§ Work instructions: Write out every entry exactly as it stands.

§ Materials provided:
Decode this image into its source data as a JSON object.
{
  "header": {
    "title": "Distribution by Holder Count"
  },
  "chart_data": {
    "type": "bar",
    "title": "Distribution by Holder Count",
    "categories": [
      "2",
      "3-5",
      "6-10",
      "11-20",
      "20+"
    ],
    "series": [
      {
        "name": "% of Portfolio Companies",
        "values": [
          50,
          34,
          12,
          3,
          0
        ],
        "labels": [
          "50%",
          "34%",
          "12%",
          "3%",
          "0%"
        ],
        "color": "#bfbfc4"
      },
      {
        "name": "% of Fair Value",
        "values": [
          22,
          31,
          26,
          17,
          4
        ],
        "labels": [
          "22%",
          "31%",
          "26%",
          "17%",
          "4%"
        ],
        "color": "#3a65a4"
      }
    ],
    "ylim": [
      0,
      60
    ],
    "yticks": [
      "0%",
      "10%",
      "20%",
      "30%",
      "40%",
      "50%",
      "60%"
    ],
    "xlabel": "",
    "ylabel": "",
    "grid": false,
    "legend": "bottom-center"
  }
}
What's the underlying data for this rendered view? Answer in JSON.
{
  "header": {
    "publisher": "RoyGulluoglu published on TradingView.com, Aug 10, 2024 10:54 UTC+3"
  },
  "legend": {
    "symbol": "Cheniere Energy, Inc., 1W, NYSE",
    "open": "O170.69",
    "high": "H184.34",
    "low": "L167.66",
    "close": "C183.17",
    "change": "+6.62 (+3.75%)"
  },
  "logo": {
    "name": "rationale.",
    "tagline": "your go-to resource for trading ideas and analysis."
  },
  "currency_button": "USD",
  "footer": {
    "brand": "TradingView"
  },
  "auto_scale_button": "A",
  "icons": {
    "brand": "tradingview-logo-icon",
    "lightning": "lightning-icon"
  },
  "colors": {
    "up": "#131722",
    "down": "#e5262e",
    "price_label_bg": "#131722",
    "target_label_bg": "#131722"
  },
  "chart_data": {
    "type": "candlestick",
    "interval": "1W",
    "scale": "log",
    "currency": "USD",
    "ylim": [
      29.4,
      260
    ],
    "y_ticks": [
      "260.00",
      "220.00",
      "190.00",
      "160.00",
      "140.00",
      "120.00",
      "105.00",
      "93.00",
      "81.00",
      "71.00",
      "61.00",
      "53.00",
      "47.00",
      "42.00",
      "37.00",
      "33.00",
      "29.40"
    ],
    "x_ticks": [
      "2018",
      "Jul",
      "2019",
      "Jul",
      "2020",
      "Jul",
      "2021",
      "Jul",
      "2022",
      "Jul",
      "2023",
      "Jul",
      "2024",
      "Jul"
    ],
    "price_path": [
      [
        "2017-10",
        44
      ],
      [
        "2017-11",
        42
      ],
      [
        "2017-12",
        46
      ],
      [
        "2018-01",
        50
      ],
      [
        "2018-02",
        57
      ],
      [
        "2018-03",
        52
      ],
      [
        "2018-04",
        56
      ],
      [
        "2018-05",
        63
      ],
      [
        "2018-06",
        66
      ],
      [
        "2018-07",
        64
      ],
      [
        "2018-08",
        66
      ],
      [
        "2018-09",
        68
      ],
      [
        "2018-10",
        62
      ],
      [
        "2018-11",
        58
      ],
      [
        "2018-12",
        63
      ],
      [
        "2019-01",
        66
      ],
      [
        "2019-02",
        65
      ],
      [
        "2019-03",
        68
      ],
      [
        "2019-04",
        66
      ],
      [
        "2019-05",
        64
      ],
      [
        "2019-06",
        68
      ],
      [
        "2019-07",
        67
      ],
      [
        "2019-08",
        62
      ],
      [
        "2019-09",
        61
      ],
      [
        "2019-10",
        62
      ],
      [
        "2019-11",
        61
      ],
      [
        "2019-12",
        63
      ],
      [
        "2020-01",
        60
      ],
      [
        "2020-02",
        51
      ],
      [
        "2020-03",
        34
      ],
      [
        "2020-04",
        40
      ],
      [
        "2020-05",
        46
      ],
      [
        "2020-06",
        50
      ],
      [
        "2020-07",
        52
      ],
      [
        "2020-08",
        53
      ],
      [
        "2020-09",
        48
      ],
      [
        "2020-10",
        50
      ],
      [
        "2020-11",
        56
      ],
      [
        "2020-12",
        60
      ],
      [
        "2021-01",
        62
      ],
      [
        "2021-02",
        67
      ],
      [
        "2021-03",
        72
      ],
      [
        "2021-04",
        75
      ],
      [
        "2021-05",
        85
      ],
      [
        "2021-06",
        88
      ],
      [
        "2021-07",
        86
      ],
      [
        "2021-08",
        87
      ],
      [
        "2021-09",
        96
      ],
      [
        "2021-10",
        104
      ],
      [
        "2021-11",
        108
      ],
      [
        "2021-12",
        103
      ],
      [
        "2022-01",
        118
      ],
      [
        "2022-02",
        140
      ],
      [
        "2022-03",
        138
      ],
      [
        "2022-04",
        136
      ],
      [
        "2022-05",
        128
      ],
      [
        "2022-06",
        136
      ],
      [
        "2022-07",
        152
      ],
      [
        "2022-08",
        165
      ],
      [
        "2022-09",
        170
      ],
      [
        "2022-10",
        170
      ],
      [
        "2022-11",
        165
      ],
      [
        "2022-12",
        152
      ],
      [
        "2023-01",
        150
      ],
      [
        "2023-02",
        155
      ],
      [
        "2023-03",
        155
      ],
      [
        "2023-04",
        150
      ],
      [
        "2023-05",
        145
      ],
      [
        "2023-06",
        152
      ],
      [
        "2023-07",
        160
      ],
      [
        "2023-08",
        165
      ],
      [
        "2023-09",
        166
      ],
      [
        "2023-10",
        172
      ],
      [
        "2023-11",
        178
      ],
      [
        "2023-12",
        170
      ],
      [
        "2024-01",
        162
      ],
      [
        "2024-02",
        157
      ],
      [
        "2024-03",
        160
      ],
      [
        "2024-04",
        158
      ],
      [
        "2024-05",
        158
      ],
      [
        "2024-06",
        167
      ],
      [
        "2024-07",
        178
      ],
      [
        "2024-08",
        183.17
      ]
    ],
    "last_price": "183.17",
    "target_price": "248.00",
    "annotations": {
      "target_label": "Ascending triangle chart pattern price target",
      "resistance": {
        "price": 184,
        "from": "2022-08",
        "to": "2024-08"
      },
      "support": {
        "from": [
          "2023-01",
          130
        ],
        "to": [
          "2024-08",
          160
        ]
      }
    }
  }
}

§ Answer to the exercise:
Decode this image into its source data as a JSON object.
{
  "header": {
    "title": "Distribution by Holder Count"
  },
  "chart_data": {
    "type": "bar",
    "title": "Distribution by Holder Count",
    "categories": [
      "2",
      "3-5",
      "6-10",
      "11-20",
      "20+"
    ],
    "series": [
      {
        "name": "% of Portfolio Companies",
        "values": [
          50,
          34,
          12,
          3,
          0
        ],
        "labels": [
          "50%",
          "34%",
          "12%",
          "3%",
          "0%"
        ],
        "color": "#bfbfc4"
      },
      {
        "name": "% of Fair Value",
        "values": [
          22,
          31,
          26,
          17,
          4
        ],
        "labels": [
          "22%",
          "31%",
          "26%",
          "17%",
          "4%"
        ],
        "color": "#3a65a4"
      }
    ],
    "ylim": [
      0,
      60
    ],
    "yticks": [
      "0%",
      "10%",
      "20%",
      "30%",
      "40%",
      "50%",
      "60%"
    ],
    "xlabel": "",
    "ylabel": "",
    "grid": false,
    "legend": "bottom-center"
  }
}
What's the underlying data for this rendered view? Answer in JSON.
{
  "header": {
    "publisher": "RoyGulluoglu published on TradingView.com, Aug 10, 2024 10:54 UTC+3"
  },
  "legend": {
    "symbol": "Cheniere Energy, Inc., 1W, NYSE",
    "open": "O170.69",
    "high": "H184.34",
    "low": "L167.66",
    "close": "C183.17",
    "change": "+6.62 (+3.75%)"
  },
  "logo": {
    "name": "rationale.",
    "tagline": "your go-to resource for trading ideas and analysis."
  },
  "currency_button": "USD",
  "footer": {
    "brand": "TradingView"
  },
  "auto_scale_button": "A",
  "icons": {
    "brand": "tradingview-logo-icon",
    "lightning": "lightning-icon"
  },
  "colors": {
    "up": "#131722",
    "down": "#e5262e",
    "price_label_bg": "#131722",
    "target_label_bg": "#131722"
  },
  "chart_data": {
    "type": "candlestick",
    "interval": "1W",
    "scale": "log",
    "currency": "USD",
    "ylim": [
      29.4,
      260
    ],
    "y_ticks": [
      "260.00",
      "220.00",
      "190.00",
      "160.00",
      "140.00",
      "120.00",
      "105.00",
      "93.00",
      "81.00",
      "71.00",
      "61.00",
      "53.00",
      "47.00",
      "42.00",
      "37.00",
      "33.00",
      "29.40"
    ],
    "x_ticks": [
      "2018",
      "Jul",
      "2019",
      "Jul",
      "2020",
      "Jul",
      "2021",
      "Jul",
      "2022",
      "Jul",
      "2023",
      "Jul",
      "2024",
      "Jul"
    ],
    "price_path": [
      [
        "2017-10",
        44
      ],
      [
        "2017-11",
        42
      ],
      [
        "2017-12",
        46
      ],
      [
        "2018-01",
        50
      ],
      [
        "2018-02",
        57
      ],
      [
        "2018-03",
        52
      ],
      [
        "2018-04",
        56
      ],
      [
        "2018-05",
        63
      ],
      [
        "2018-06",
        66
      ],
      [
        "2018-07",
        64
      ],
      [
        "2018-08",
        66
      ],
      [
        "2018-09",
        68
      ],
      [
        "2018-10",
        62
      ],
      [
        "2018-11",
        58
      ],
      [
        "2018-12",
        63
      ],
      [
        "2019-01",
        66
      ],
      [
        "2019-02",
        65
      ],
      [
        "2019-03",
        68
      ],
      [
        "2019-04",
        66
      ],
      [
        "2019-05",
        64
      ],
      [
        "2019-06",
        68
      ],
      [
        "2019-07",
        67
      ],
      [
        "2019-08",
        62
      ],
      [
        "2019-09",
        61
      ],
      [
        "2019-10",
        62
      ],
      [
        "2019-11",
        61
      ],
      [
        "2019-12",
        63
      ],
      [
        "2020-01",
        60
      ],
      [
        "2020-02",
        51
      ],
      [
        "2020-03",
        34
      ],
      [
        "2020-04",
        40
      ],
      [
        "2020-05",
        46
      ],
      [
        "2020-06",
        50
      ],
      [
        "2020-07",
        52
      ],
      [
        "2020-08",
        53
      ],
      [
        "2020-09",
        48
      ],
      [
        "2020-10",
        50
      ],
      [
        "2020-11",
        56
      ],
      [
        "2020-12",
        60
      ],
      [
        "2021-01",
        62
      ],
      [
        "2021-02",
        67
      ],
      [
        "2021-03",
        72
      ],
      [
        "2021-04",
        75
      ],
      [
        "2021-05",
        85
      ],
      [
        "2021-06",
        88
      ],
      [
        "2021-07",
        86
      ],
      [
        "2021-08",
        87
      ],
      [
        "2021-09",
        96
      ],
      [
        "2021-10",
        104
      ],
      [
        "2021-11",
        108
      ],
      [
        "2021-12",
        103
      ],
      [
        "2022-01",
        118
      ],
      [
        "2022-02",
        140
      ],
      [
        "2022-03",
        138
      ],
      [
        "2022-04",
        136
      ],
      [
        "2022-05",
        128
      ],
      [
        "2022-06",
        136
      ],
      [
        "2022-07",
        152
      ],
      [
        "2022-08",
        165
      ],
      [
        "2022-09",
        170
      ],
      [
        "2022-10",
        170
      ],
      [
        "2022-11",
        165
      ],
      [
        "2022-12",
        152
      ],
      [
        "2023-01",
        150
      ],
      [
        "2023-02",
        155
      ],
      [
        "2023-03",
        155
      ],
      [
        "2023-04",
        150
      ],
      [
        "2023-05",
        145
      ],
      [
        "2023-06",
        152
      ],
      [
        "2023-07",
        160
      ],
      [
        "2023-08",
        165
      ],
      [
        "2023-09",
        166
      ],
      [
        "2023-10",
        172
      ],
      [
        "2023-11",
        178
      ],
      [
        "2023-12",
        170
      ],
      [
        "2024-01",
        162
      ],
      [
        "2024-02",
        157
      ],
      [
        "2024-03",
        160
      ],
      [
        "2024-04",
        158
      ],
      [
        "2024-05",
        158
      ],
      [
        "2024-06",
        167
      ],
      [
        "2024-07",
        178
      ],
      [
        "2024-08",
        183.17
      ]
    ],
    "last_price": "183.17",
    "target_price": "248.00",
    "annotations": {
      "target_label": "Ascending triangle chart pattern price target",
      "resistance": {
        "price": 184,
        "from": "2022-08",
        "to": "2024-08"
      },
      "support": {
        "from": [
          "2023-01",
          130
        ],
        "to": [
          "2024-08",
          160
        ]
      }
    }
  }
}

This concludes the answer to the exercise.